Excerpt to read.
I might not comment, but I always enjoy reading about your adventures.
If my incessent babbling ever begins to annoy you, feel free to remove me from your list, with or without explination.
Thank you - though I note you didn't answer the question, "Would you prefer" one or the other. Or maybe you did implicitly, meaning that you don't care one way or the other.
In any event, though some of your "babbling" escapes me (as I have little experience with anime or fandom, etc), I enjoy your posts, too.
I think I've enjoyed shopping for clothes once or twice in my life, and I think that one of those enjoyable shopping experiences happened at the Lansdowne VV.
Other than that, my god is clothes shopping ever painful.
Ever painful indeed. Were I more svelte and living in a more clement climate (god I love alliteration!), and were I less lazy than I am, I would no doubt be a crusader in favour of nudism for all.

Data.
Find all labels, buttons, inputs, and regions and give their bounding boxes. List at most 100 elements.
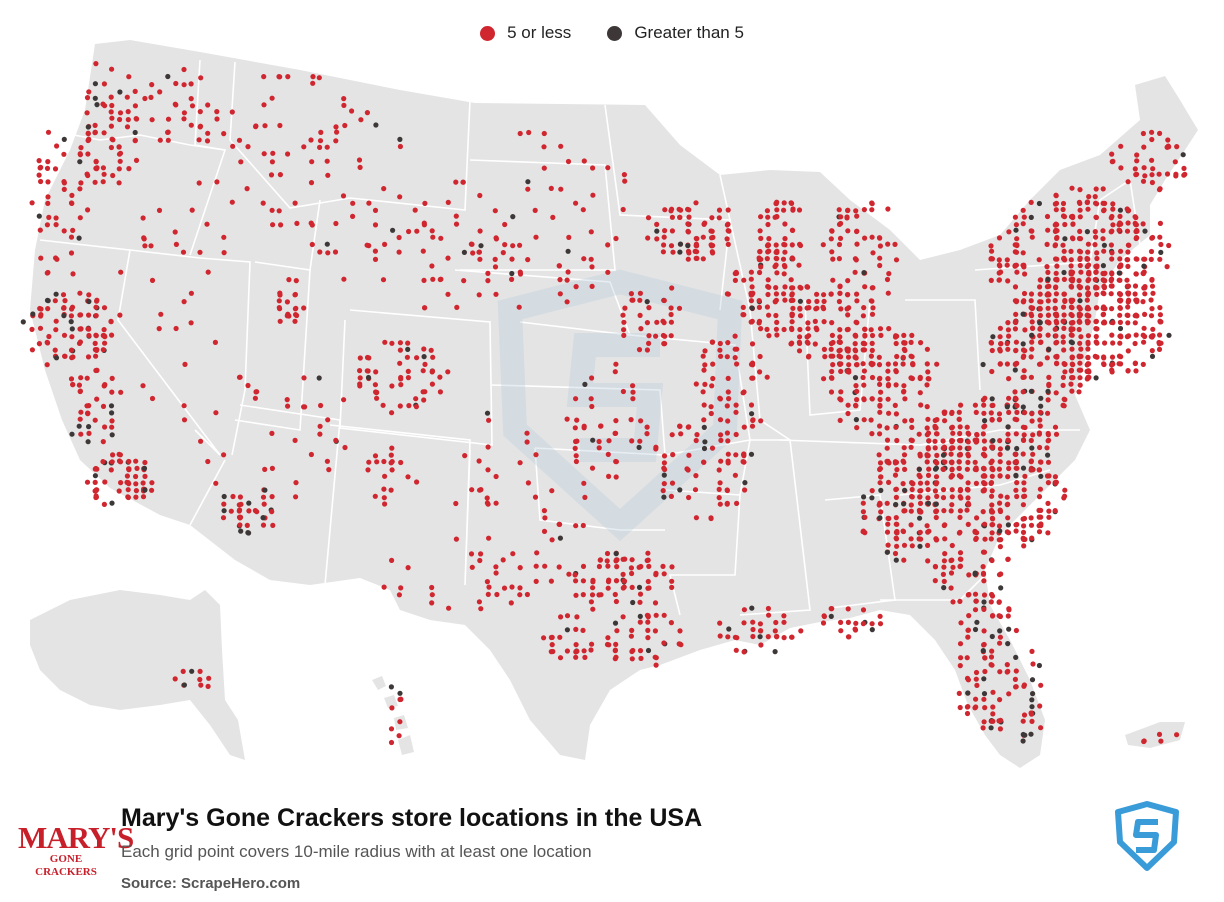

Task list.
• a. Reproduce the comment thread verbatim, everything from "Thank you - though" down to "your posts, too.".
• b. Write the next part of the comment thread, picking up after its final sentence.

Exercise answers.
• a.
Thank you - though I note you didn't answer the question, "Would you prefer" one or the other. Or maybe you did implicitly, meaning that you don't care one way or the other.
In any event, though some of your "babbling" escapes me (as I have little experience with anime or fandom, etc), I enjoy your posts, too.

• b.
well, a detailed comment may be a bit much, but it would be more interesting than simply seeing my number drop and not knowing which person dropped me. Then again, it's easy enough to figure out. Still, I think I'd like a comment, otherwise I need to dust off my paranoia and invent something.
Yeah, I think I'm coming around to that opinion, actually. Dilvalicious'
comment in particular has reminded me that LJ "friends" can very often make for a relationship, however tenuous.
i think it's hilarious when people jump to do that.. "well if you don't want to read my journal, FUCK YOU TOO!"
i don't comment either, but i love the way you write.
Isn't it lovely to have someone who knows how to take care of you in the manner in which you will receive it best?
Yes it is. I am a very lucky man to have Laura in my life.
You know, you're quite right... I *did* obstain from groping you much!! I won't make the same mistake twice, mind you.
Im extatic (yes, that's right, **extatic**) that you enjoyed the Ultimate Value Village Shopping Experience! with me :)
Please, please, please, please, PLEASE!! wear that dreadfully tacky shirt to work tomorrow...*flutters eyelashes at you* ...with the beige pants preferably, they seem to "compliment" eachother well.
As for people deleting you from their Friends List in a huff, I'd say it's to be expected. It is an ego thing-regardless of them liking your work or not. Although I suppose if they *really* liked it they might not of done that... They just felt like it was an uber insult, I suppose.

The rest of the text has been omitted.